DATA SUPPLIED -
[start]
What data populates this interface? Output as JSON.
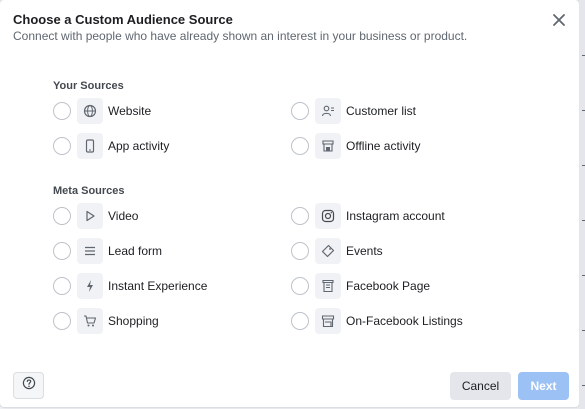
{
  "dialog": {
    "title": "Choose a Custom Audience Source",
    "subtitle": "Connect with people who have already shown an interest in your business or product."
  },
  "your_sources": {
    "heading": "Your Sources",
    "options": [
      {
        "label": "Website",
        "icon": "globe-icon"
      },
      {
        "label": "App activity",
        "icon": "mobile-phone-icon"
      },
      {
        "label": "Customer list",
        "icon": "customer-list-icon"
      },
      {
        "label": "Offline activity",
        "icon": "store-icon"
      }
    ]
  },
  "meta_sources": {
    "heading": "Meta Sources",
    "options": [
      {
        "label": "Video",
        "icon": "play-icon"
      },
      {
        "label": "Lead form",
        "icon": "lines-icon"
      },
      {
        "label": "Instant Experience",
        "icon": "lightning-icon"
      },
      {
        "label": "Shopping",
        "icon": "cart-icon"
      },
      {
        "label": "Instagram account",
        "icon": "instagram-icon"
      },
      {
        "label": "Events",
        "icon": "ticket-icon"
      },
      {
        "label": "Facebook Page",
        "icon": "page-icon"
      },
      {
        "label": "On-Facebook Listings",
        "icon": "storefront-icon"
      }
    ]
  },
  "footer": {
    "cancel_label": "Cancel",
    "next_label": "Next"
  },
  "colors": {
    "primary_disabled": "#9cc2f5",
    "radio_border": "#bec3c9",
    "icon_bg": "#f0f2f5"
  }
}
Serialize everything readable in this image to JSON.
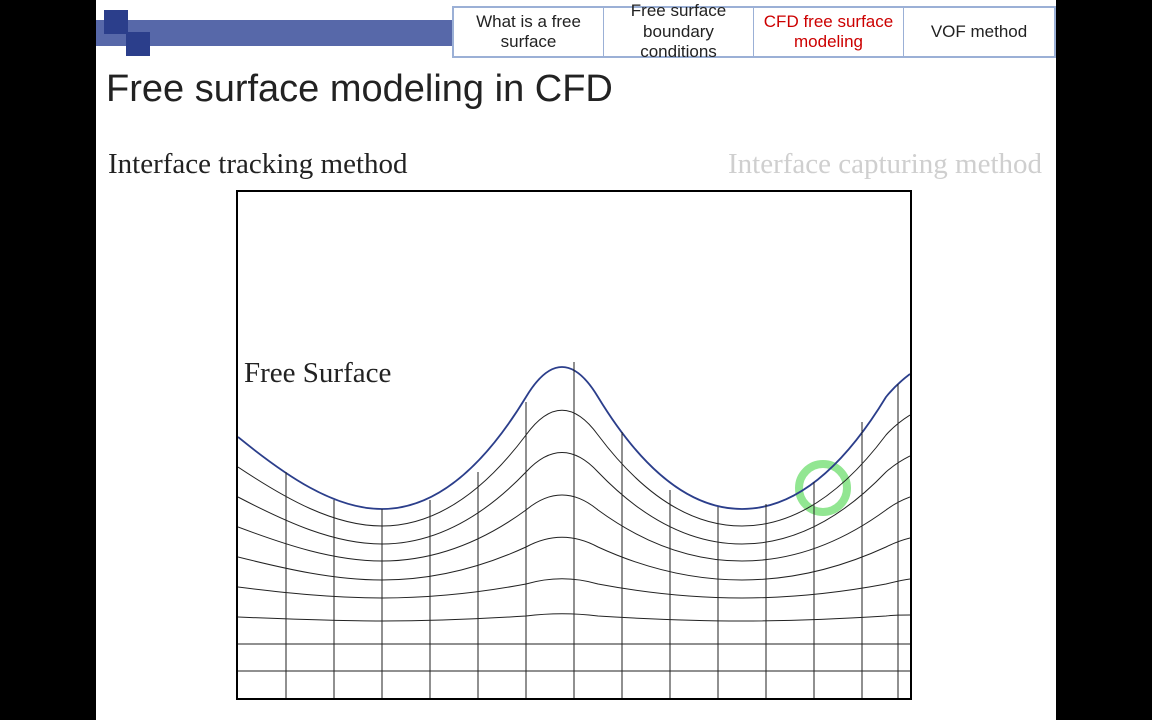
{
  "tabs": {
    "t1": "What is a free surface",
    "t2": "Free surface boundary conditions",
    "t3": "CFD free surface modeling",
    "t4": "VOF method"
  },
  "title": "Free surface modeling in CFD",
  "methods": {
    "left": "Interface tracking method",
    "right": "Interface capturing method"
  },
  "diagram": {
    "free_surface_label": "Free Surface"
  }
}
[end]
EXERCISE INSTRUCTIONS - Reproduce all the records verbatim, excluding images.

RIGHT ANSWER -
What data populates this interface? Output as JSON.
{
  "dialog": {
    "title": "Choose a Custom Audience Source",
    "subtitle": "Connect with people who have already shown an interest in your business or product."
  },
  "your_sources": {
    "heading": "Your Sources",
    "options": [
      {
        "label": "Website",
        "icon": "globe-icon"
      },
      {
        "label": "App activity",
        "icon": "mobile-phone-icon"
      },
      {
        "label": "Customer list",
        "icon": "customer-list-icon"
      },
      {
        "label": "Offline activity",
        "icon": "store-icon"
      }
    ]
  },
  "meta_sources": {
    "heading": "Meta Sources",
    "options": [
      {
        "label": "Video",
        "icon": "play-icon"
      },
      {
        "label": "Lead form",
        "icon": "lines-icon"
      },
      {
        "label": "Instant Experience",
        "icon": "lightning-icon"
      },
      {
        "label": "Shopping",
        "icon": "cart-icon"
      },
      {
        "label": "Instagram account",
        "icon": "instagram-icon"
      },
      {
        "label": "Events",
        "icon": "ticket-icon"
      },
      {
        "label": "Facebook Page",
        "icon": "page-icon"
      },
      {
        "label": "On-Facebook Listings",
        "icon": "storefront-icon"
      }
    ]
  },
  "footer": {
    "cancel_label": "Cancel",
    "next_label": "Next"
  },
  "colors": {
    "primary_disabled": "#9cc2f5",
    "radio_border": "#bec3c9",
    "icon_bg": "#f0f2f5"
  }
}
Serialize everything readable in this image to JSON.
{
  "tabs": {
    "t1": "What is a free surface",
    "t2": "Free surface boundary conditions",
    "t3": "CFD free surface modeling",
    "t4": "VOF method"
  },
  "title": "Free surface modeling in CFD",
  "methods": {
    "left": "Interface tracking method",
    "right": "Interface capturing method"
  },
  "diagram": {
    "free_surface_label": "Free Surface"
  }
}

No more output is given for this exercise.